GOAL OF THE EXERCISE ->
Return each line of the records below that contains the word "background".

EXCERPTED RECORDS ->
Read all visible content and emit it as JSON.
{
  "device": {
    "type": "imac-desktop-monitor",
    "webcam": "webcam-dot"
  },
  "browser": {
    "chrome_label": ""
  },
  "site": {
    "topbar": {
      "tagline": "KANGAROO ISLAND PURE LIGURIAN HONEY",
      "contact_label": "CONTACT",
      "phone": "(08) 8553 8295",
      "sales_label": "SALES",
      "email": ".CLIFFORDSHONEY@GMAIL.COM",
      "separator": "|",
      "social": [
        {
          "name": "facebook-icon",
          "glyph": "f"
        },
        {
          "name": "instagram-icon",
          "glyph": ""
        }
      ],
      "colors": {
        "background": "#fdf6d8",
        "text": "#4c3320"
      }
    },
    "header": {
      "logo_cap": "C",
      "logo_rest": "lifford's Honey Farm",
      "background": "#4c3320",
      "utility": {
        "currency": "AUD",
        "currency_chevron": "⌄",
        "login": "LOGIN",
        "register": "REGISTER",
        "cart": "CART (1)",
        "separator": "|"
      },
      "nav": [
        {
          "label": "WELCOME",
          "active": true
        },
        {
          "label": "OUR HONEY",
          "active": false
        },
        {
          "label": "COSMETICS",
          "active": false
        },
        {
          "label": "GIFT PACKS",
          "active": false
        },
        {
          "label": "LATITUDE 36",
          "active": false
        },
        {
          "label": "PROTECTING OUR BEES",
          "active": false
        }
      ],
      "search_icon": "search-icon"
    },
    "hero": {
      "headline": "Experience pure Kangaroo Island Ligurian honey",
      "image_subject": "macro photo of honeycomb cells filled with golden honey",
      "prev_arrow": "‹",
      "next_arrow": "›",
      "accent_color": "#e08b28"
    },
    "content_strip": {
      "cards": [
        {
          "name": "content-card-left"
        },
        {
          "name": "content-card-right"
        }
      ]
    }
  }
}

THE ANSWER ->
        "background": "#fdf6d8",
      "background": "#4c3320",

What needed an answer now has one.